**WHAT THE TASK REQUIRES**
All entries below are to be set down again, identical to the source.
*** INPUT FOR THIS TASK
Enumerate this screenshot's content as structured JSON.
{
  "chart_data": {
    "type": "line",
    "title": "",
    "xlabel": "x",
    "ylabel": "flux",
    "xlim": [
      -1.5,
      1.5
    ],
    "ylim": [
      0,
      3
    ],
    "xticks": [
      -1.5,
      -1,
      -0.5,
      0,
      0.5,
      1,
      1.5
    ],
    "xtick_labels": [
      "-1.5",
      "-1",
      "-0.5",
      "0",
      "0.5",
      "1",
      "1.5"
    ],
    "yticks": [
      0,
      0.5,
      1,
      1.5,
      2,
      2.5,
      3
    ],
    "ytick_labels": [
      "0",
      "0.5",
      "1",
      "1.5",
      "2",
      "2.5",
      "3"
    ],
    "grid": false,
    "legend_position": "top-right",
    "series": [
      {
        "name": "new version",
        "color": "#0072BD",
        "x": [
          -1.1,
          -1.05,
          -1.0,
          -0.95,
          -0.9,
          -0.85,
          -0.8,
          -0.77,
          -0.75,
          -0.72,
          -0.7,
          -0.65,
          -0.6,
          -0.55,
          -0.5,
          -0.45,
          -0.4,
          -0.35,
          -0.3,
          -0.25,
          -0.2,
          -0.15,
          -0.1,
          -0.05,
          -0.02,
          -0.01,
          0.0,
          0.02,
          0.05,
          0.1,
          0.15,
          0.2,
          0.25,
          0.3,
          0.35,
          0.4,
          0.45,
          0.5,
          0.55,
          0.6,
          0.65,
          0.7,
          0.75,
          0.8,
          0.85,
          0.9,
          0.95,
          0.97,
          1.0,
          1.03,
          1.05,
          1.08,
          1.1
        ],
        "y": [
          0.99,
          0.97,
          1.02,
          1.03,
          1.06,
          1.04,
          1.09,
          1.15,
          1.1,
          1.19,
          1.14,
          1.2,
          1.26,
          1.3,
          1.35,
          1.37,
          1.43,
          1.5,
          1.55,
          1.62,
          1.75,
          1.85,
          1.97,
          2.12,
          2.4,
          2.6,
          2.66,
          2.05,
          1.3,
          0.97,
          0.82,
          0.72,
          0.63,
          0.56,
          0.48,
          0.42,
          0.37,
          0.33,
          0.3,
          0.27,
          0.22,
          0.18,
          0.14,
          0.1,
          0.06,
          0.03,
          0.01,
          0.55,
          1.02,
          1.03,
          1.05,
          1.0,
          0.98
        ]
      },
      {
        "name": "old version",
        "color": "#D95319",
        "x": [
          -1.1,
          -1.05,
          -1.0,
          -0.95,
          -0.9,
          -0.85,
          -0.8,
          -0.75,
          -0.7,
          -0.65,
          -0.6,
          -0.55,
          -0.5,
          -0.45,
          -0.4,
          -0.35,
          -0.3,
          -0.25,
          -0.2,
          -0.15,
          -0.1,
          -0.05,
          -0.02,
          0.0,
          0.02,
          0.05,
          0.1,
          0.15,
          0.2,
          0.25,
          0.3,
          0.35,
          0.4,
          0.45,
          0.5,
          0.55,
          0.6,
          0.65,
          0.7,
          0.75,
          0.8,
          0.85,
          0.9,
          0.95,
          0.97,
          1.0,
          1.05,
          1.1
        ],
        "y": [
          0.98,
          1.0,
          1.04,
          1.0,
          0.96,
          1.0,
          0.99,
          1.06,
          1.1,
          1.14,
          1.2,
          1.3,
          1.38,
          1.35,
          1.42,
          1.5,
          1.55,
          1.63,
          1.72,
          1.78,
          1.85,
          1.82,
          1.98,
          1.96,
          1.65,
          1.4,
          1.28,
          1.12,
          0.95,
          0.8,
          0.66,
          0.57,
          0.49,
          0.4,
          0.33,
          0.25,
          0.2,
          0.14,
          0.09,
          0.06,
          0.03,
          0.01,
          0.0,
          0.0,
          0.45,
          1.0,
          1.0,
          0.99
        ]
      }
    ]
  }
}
******
**SOLUTION FOR THIS EXERCISE**
Enumerate this screenshot's content as structured JSON.
{
  "chart_data": {
    "type": "line",
    "title": "",
    "xlabel": "x",
    "ylabel": "flux",
    "xlim": [
      -1.5,
      1.5
    ],
    "ylim": [
      0,
      3
    ],
    "xticks": [
      -1.5,
      -1,
      -0.5,
      0,
      0.5,
      1,
      1.5
    ],
    "xtick_labels": [
      "-1.5",
      "-1",
      "-0.5",
      "0",
      "0.5",
      "1",
      "1.5"
    ],
    "yticks": [
      0,
      0.5,
      1,
      1.5,
      2,
      2.5,
      3
    ],
    "ytick_labels": [
      "0",
      "0.5",
      "1",
      "1.5",
      "2",
      "2.5",
      "3"
    ],
    "grid": false,
    "legend_position": "top-right",
    "series": [
      {
        "name": "new version",
        "color": "#0072BD",
        "x": [
          -1.1,
          -1.05,
          -1.0,
          -0.95,
          -0.9,
          -0.85,
          -0.8,
          -0.77,
          -0.75,
          -0.72,
          -0.7,
          -0.65,
          -0.6,
          -0.55,
          -0.5,
          -0.45,
          -0.4,
          -0.35,
          -0.3,
          -0.25,
          -0.2,
          -0.15,
          -0.1,
          -0.05,
          -0.02,
          -0.01,
          0.0,
          0.02,
          0.05,
          0.1,
          0.15,
          0.2,
          0.25,
          0.3,
          0.35,
          0.4,
          0.45,
          0.5,
          0.55,
          0.6,
          0.65,
          0.7,
          0.75,
          0.8,
          0.85,
          0.9,
          0.95,
          0.97,
          1.0,
          1.03,
          1.05,
          1.08,
          1.1
        ],
        "y": [
          0.99,
          0.97,
          1.02,
          1.03,
          1.06,
          1.04,
          1.09,
          1.15,
          1.1,
          1.19,
          1.14,
          1.2,
          1.26,
          1.3,
          1.35,
          1.37,
          1.43,
          1.5,
          1.55,
          1.62,
          1.75,
          1.85,
          1.97,
          2.12,
          2.4,
          2.6,
          2.66,
          2.05,
          1.3,
          0.97,
          0.82,
          0.72,
          0.63,
          0.56,
          0.48,
          0.42,
          0.37,
          0.33,
          0.3,
          0.27,
          0.22,
          0.18,
          0.14,
          0.1,
          0.06,
          0.03,
          0.01,
          0.55,
          1.02,
          1.03,
          1.05,
          1.0,
          0.98
        ]
      },
      {
        "name": "old version",
        "color": "#D95319",
        "x": [
          -1.1,
          -1.05,
          -1.0,
          -0.95,
          -0.9,
          -0.85,
          -0.8,
          -0.75,
          -0.7,
          -0.65,
          -0.6,
          -0.55,
          -0.5,
          -0.45,
          -0.4,
          -0.35,
          -0.3,
          -0.25,
          -0.2,
          -0.15,
          -0.1,
          -0.05,
          -0.02,
          0.0,
          0.02,
          0.05,
          0.1,
          0.15,
          0.2,
          0.25,
          0.3,
          0.35,
          0.4,
          0.45,
          0.5,
          0.55,
          0.6,
          0.65,
          0.7,
          0.75,
          0.8,
          0.85,
          0.9,
          0.95,
          0.97,
          1.0,
          1.05,
          1.1
        ],
        "y": [
          0.98,
          1.0,
          1.04,
          1.0,
          0.96,
          1.0,
          0.99,
          1.06,
          1.1,
          1.14,
          1.2,
          1.3,
          1.38,
          1.35,
          1.42,
          1.5,
          1.55,
          1.63,
          1.72,
          1.78,
          1.85,
          1.82,
          1.98,
          1.96,
          1.65,
          1.4,
          1.28,
          1.12,
          0.95,
          0.8,
          0.66,
          0.57,
          0.49,
          0.4,
          0.33,
          0.25,
          0.2,
          0.14,
          0.09,
          0.06,
          0.03,
          0.01,
          0.0,
          0.0,
          0.45,
          1.0,
          1.0,
          0.99
        ]
      }
    ]
  }
}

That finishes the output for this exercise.